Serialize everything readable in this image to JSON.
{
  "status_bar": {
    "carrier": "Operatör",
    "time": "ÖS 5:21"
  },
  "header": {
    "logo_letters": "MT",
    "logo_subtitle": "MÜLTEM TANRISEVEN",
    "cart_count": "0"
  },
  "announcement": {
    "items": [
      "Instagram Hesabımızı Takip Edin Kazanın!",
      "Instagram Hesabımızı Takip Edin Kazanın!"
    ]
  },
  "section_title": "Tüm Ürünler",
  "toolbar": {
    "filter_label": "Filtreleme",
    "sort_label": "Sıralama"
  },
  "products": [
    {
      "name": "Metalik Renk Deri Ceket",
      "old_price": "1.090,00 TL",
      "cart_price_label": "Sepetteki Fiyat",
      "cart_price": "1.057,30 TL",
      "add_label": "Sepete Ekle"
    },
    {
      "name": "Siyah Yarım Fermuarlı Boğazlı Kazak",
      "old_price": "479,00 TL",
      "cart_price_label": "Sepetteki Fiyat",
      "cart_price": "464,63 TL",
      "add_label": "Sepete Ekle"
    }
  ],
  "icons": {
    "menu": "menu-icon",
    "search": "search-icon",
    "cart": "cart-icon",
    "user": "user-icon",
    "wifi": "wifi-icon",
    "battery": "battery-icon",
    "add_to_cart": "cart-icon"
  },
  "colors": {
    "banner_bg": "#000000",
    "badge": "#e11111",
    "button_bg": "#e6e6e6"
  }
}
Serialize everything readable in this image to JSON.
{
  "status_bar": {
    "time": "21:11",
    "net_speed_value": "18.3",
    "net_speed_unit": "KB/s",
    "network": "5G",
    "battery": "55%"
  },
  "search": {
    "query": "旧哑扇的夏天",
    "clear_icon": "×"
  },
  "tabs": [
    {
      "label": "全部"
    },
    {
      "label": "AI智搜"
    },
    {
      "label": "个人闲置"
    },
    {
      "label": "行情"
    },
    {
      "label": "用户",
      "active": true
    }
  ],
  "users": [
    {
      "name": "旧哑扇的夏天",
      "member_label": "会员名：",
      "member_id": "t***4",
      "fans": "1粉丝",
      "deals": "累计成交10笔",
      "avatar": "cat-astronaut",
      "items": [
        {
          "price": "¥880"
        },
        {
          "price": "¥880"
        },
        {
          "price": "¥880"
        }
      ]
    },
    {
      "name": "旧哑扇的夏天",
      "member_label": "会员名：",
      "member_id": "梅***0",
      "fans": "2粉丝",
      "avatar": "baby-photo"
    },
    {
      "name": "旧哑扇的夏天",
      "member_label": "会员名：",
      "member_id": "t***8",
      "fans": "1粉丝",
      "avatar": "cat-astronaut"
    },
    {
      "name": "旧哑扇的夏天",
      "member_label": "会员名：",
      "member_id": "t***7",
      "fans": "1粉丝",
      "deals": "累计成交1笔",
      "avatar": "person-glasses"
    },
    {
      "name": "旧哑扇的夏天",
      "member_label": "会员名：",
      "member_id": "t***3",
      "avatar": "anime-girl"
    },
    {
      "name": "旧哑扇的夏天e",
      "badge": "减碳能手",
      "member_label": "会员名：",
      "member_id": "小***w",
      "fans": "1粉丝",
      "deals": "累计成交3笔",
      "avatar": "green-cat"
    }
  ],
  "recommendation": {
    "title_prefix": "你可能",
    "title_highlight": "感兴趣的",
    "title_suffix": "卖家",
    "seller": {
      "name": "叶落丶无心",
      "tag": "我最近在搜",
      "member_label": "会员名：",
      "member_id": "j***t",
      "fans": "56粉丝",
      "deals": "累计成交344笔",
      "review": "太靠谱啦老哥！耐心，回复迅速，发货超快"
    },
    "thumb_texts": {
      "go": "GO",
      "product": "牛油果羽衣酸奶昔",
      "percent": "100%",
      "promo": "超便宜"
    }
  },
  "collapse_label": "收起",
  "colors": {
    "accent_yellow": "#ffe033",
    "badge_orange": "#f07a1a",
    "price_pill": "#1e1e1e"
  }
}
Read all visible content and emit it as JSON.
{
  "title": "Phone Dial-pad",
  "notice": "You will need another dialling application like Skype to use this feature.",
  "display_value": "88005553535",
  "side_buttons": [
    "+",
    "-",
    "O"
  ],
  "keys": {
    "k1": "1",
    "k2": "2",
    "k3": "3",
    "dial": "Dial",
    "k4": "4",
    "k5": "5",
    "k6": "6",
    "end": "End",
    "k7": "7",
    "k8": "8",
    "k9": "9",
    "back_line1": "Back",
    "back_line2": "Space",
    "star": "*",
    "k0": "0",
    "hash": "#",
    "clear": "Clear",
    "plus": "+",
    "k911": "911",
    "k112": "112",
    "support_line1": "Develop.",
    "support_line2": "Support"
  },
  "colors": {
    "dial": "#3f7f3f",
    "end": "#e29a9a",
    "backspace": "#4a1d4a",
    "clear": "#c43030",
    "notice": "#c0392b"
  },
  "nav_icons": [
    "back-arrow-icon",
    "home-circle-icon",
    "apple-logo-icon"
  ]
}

☆ ☆ ☆ ☆ ☆ ☆ ☆

Looking at the records above, count the lines where the word "Takip" appears. State only the number.

2